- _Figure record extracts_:
......
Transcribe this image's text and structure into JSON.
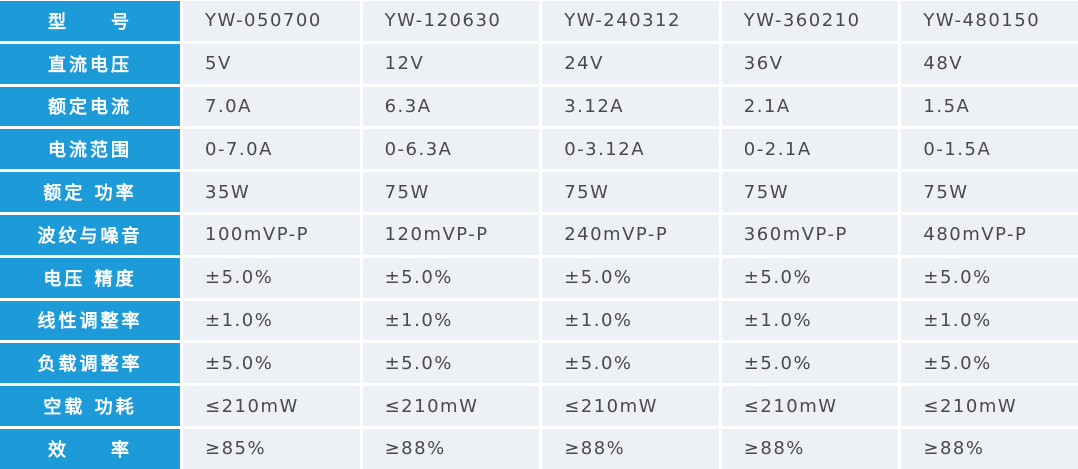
{
  "table": {
    "header": [
      "型　　号",
      "YW-050700",
      "YW-120630",
      "YW-240312",
      "YW-360210",
      "YW-480150"
    ],
    "rows": [
      [
        "直流电压",
        "5V",
        "12V",
        "24V",
        "36V",
        "48V"
      ],
      [
        "额定电流",
        "7.0A",
        "6.3A",
        "3.12A",
        "2.1A",
        "1.5A"
      ],
      [
        "电流范围",
        "0-7.0A",
        "0-6.3A",
        "0-3.12A",
        "0-2.1A",
        "0-1.5A"
      ],
      [
        "额定 功率",
        "35W",
        "75W",
        "75W",
        "75W",
        "75W"
      ],
      [
        "波纹与噪音",
        "100mVP-P",
        "120mVP-P",
        "240mVP-P",
        "360mVP-P",
        "480mVP-P"
      ],
      [
        "电压 精度",
        "±5.0%",
        "±5.0%",
        "±5.0%",
        "±5.0%",
        "±5.0%"
      ],
      [
        "线性调整率",
        "±1.0%",
        "±1.0%",
        "±1.0%",
        "±1.0%",
        "±1.0%"
      ],
      [
        "负载调整率",
        "±5.0%",
        "±5.0%",
        "±5.0%",
        "±5.0%",
        "±5.0%"
      ],
      [
        "空载 功耗",
        "≤210mW",
        "≤210mW",
        "≤210mW",
        "≤210mW",
        "≤210mW"
      ],
      [
        "效　　率",
        "≥85%",
        "≥88%",
        "≥88%",
        "≥88%",
        "≥88%"
      ]
    ]
  }
}
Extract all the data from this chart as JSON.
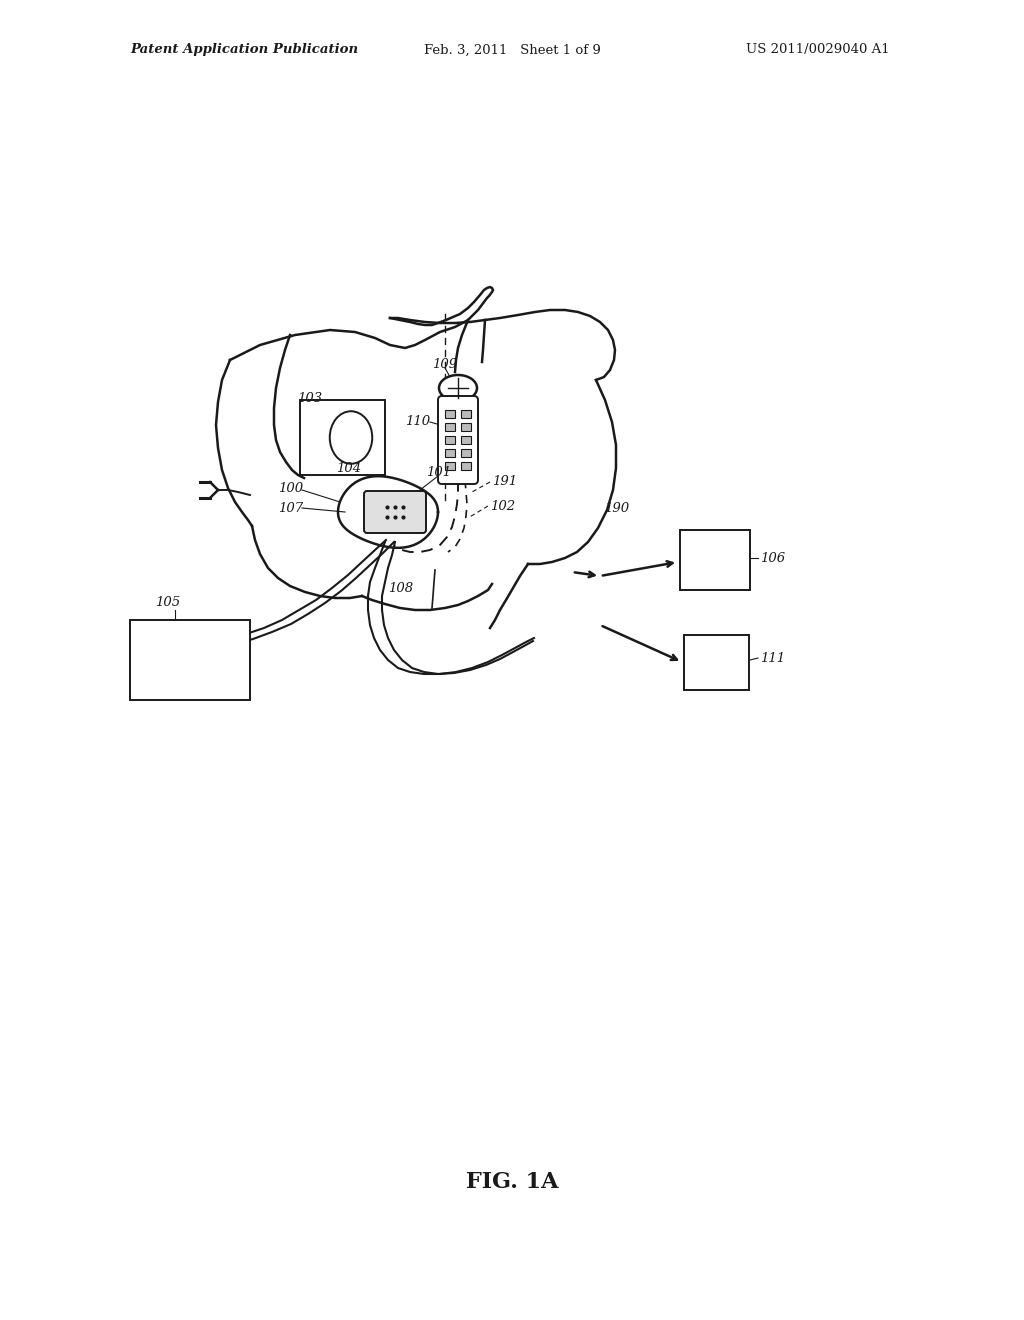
{
  "title": "FIG. 1A",
  "header_left": "Patent Application Publication",
  "header_center": "Feb. 3, 2011   Sheet 1 of 9",
  "header_right": "US 2011/0029040 A1",
  "background_color": "#ffffff",
  "fig_width": 10.24,
  "fig_height": 13.2,
  "dpi": 100
}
......
- _Goal_:
Print the full listing exactly, dropping the pictures.

- _Correct answer_:
Transcribe this image's text and structure into JSON.
{
  "table": {
    "header": [
      "型　　号",
      "YW-050700",
      "YW-120630",
      "YW-240312",
      "YW-360210",
      "YW-480150"
    ],
    "rows": [
      [
        "直流电压",
        "5V",
        "12V",
        "24V",
        "36V",
        "48V"
      ],
      [
        "额定电流",
        "7.0A",
        "6.3A",
        "3.12A",
        "2.1A",
        "1.5A"
      ],
      [
        "电流范围",
        "0-7.0A",
        "0-6.3A",
        "0-3.12A",
        "0-2.1A",
        "0-1.5A"
      ],
      [
        "额定 功率",
        "35W",
        "75W",
        "75W",
        "75W",
        "75W"
      ],
      [
        "波纹与噪音",
        "100mVP-P",
        "120mVP-P",
        "240mVP-P",
        "360mVP-P",
        "480mVP-P"
      ],
      [
        "电压 精度",
        "±5.0%",
        "±5.0%",
        "±5.0%",
        "±5.0%",
        "±5.0%"
      ],
      [
        "线性调整率",
        "±1.0%",
        "±1.0%",
        "±1.0%",
        "±1.0%",
        "±1.0%"
      ],
      [
        "负载调整率",
        "±5.0%",
        "±5.0%",
        "±5.0%",
        "±5.0%",
        "±5.0%"
      ],
      [
        "空载 功耗",
        "≤210mW",
        "≤210mW",
        "≤210mW",
        "≤210mW",
        "≤210mW"
      ],
      [
        "效　　率",
        "≥85%",
        "≥88%",
        "≥88%",
        "≥88%",
        "≥88%"
      ]
    ]
  }
}
Extract all the data from this chart as JSON.
{
  "title": "FIG. 1A",
  "header_left": "Patent Application Publication",
  "header_center": "Feb. 3, 2011   Sheet 1 of 9",
  "header_right": "US 2011/0029040 A1",
  "background_color": "#ffffff",
  "fig_width": 10.24,
  "fig_height": 13.2,
  "dpi": 100
}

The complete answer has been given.